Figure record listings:
━━━━━━━━
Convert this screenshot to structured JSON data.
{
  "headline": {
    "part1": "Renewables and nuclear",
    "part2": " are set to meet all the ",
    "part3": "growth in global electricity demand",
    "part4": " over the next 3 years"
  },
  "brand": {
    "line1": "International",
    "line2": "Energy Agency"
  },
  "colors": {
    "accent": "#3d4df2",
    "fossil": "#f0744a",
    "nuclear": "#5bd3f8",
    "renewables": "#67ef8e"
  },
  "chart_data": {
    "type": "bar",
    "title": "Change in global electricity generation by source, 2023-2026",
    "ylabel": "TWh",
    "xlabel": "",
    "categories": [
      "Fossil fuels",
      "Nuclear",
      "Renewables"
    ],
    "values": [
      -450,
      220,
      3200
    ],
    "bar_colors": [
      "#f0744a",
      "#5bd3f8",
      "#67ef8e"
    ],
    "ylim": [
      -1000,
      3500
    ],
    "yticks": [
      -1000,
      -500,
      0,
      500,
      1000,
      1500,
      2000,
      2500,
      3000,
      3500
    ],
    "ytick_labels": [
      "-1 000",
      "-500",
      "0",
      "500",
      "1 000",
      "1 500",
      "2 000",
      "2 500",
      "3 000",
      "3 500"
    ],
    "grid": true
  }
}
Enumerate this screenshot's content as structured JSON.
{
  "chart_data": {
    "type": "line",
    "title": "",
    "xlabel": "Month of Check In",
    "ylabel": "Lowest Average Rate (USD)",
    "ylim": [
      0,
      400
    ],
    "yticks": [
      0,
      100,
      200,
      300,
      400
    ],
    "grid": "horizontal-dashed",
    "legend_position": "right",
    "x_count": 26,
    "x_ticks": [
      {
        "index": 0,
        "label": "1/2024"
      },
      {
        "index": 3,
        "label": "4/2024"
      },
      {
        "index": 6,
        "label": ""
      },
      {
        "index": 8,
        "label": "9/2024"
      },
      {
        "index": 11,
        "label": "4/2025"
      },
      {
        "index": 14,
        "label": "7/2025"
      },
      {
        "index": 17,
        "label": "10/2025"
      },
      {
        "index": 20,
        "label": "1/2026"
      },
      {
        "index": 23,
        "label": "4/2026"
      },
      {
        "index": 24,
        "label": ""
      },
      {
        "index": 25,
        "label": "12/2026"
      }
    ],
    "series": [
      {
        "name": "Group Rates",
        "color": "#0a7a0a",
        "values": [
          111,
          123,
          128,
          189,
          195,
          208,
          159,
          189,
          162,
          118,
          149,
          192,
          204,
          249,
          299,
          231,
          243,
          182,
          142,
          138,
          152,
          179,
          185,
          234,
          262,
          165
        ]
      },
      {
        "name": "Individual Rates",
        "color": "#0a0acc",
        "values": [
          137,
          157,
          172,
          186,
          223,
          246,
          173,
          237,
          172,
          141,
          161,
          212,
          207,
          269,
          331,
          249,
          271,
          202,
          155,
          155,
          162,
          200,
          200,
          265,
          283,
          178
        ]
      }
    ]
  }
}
━━━━━━━━
> WRITTEN EXERCISE
Retype all of the material, keeping each line exact.

> TASK OUTPUT
Convert this screenshot to structured JSON data.
{
  "headline": {
    "part1": "Renewables and nuclear",
    "part2": " are set to meet all the ",
    "part3": "growth in global electricity demand",
    "part4": " over the next 3 years"
  },
  "brand": {
    "line1": "International",
    "line2": "Energy Agency"
  },
  "colors": {
    "accent": "#3d4df2",
    "fossil": "#f0744a",
    "nuclear": "#5bd3f8",
    "renewables": "#67ef8e"
  },
  "chart_data": {
    "type": "bar",
    "title": "Change in global electricity generation by source, 2023-2026",
    "ylabel": "TWh",
    "xlabel": "",
    "categories": [
      "Fossil fuels",
      "Nuclear",
      "Renewables"
    ],
    "values": [
      -450,
      220,
      3200
    ],
    "bar_colors": [
      "#f0744a",
      "#5bd3f8",
      "#67ef8e"
    ],
    "ylim": [
      -1000,
      3500
    ],
    "yticks": [
      -1000,
      -500,
      0,
      500,
      1000,
      1500,
      2000,
      2500,
      3000,
      3500
    ],
    "ytick_labels": [
      "-1 000",
      "-500",
      "0",
      "500",
      "1 000",
      "1 500",
      "2 000",
      "2 500",
      "3 000",
      "3 500"
    ],
    "grid": true
  }
}
Enumerate this screenshot's content as structured JSON.
{
  "chart_data": {
    "type": "line",
    "title": "",
    "xlabel": "Month of Check In",
    "ylabel": "Lowest Average Rate (USD)",
    "ylim": [
      0,
      400
    ],
    "yticks": [
      0,
      100,
      200,
      300,
      400
    ],
    "grid": "horizontal-dashed",
    "legend_position": "right",
    "x_count": 26,
    "x_ticks": [
      {
        "index": 0,
        "label": "1/2024"
      },
      {
        "index": 3,
        "label": "4/2024"
      },
      {
        "index": 6,
        "label": ""
      },
      {
        "index": 8,
        "label": "9/2024"
      },
      {
        "index": 11,
        "label": "4/2025"
      },
      {
        "index": 14,
        "label": "7/2025"
      },
      {
        "index": 17,
        "label": "10/2025"
      },
      {
        "index": 20,
        "label": "1/2026"
      },
      {
        "index": 23,
        "label": "4/2026"
      },
      {
        "index": 24,
        "label": ""
      },
      {
        "index": 25,
        "label": "12/2026"
      }
    ],
    "series": [
      {
        "name": "Group Rates",
        "color": "#0a7a0a",
        "values": [
          111,
          123,
          128,
          189,
          195,
          208,
          159,
          189,
          162,
          118,
          149,
          192,
          204,
          249,
          299,
          231,
          243,
          182,
          142,
          138,
          152,
          179,
          185,
          234,
          262,
          165
        ]
      },
      {
        "name": "Individual Rates",
        "color": "#0a0acc",
        "values": [
          137,
          157,
          172,
          186,
          223,
          246,
          173,
          237,
          172,
          141,
          161,
          212,
          207,
          269,
          331,
          249,
          271,
          202,
          155,
          155,
          162,
          200,
          200,
          265,
          283,
          178
        ]
      }
    ]
  }
}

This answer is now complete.